**Brief**
Search the material below for the string "title" and list each line that holds it.

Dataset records
------------------------------

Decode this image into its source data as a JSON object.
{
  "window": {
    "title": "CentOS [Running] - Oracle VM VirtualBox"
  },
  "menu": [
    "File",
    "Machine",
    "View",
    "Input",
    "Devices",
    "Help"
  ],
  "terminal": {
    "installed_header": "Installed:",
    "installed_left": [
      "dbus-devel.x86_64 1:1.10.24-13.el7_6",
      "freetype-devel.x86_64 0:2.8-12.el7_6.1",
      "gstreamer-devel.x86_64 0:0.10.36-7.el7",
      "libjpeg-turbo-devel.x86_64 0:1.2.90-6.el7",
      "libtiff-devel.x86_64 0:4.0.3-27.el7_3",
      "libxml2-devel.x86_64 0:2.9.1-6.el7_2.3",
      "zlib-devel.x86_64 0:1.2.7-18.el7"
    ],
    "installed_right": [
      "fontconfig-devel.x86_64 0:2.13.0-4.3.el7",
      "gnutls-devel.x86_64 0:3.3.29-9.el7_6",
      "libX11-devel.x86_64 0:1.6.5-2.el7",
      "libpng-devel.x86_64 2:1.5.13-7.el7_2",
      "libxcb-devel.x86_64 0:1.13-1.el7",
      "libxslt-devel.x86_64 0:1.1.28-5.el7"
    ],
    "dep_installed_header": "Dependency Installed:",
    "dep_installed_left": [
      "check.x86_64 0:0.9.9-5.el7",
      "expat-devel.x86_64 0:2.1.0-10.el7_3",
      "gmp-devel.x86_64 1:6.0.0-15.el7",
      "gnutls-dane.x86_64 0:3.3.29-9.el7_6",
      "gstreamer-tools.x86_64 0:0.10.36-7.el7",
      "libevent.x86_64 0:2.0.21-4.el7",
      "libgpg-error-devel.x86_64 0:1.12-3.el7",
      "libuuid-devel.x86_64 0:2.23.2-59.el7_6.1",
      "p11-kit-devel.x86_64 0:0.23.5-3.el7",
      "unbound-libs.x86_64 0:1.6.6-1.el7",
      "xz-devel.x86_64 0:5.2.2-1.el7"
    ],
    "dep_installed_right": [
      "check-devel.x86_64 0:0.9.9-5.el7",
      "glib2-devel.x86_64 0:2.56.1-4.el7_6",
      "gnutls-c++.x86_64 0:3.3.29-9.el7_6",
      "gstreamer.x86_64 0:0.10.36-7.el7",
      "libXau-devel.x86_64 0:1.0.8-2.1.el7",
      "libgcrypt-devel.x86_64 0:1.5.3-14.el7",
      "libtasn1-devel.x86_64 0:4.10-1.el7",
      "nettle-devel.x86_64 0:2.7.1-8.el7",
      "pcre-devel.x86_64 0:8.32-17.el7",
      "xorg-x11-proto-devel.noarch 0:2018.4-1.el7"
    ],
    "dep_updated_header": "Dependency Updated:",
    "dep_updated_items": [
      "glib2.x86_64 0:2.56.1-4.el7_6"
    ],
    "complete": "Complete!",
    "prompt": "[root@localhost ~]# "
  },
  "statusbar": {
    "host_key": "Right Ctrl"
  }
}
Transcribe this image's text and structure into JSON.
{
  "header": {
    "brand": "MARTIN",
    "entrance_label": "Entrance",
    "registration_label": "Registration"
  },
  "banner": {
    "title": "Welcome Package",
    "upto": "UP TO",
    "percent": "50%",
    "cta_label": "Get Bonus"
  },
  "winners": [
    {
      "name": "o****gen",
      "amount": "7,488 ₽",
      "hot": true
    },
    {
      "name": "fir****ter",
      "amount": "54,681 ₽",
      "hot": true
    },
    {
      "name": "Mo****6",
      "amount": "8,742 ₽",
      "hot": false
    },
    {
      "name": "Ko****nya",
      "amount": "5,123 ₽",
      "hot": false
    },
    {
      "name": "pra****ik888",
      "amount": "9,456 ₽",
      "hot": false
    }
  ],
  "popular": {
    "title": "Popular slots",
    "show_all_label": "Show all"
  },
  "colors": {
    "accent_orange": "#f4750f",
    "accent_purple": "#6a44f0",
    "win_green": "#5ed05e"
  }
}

------------------------------

**Solution for this task**
    "title": "CentOS [Running] - Oracle VM VirtualBox"
    "title": "Welcome Package",
    "title": "Popular slots",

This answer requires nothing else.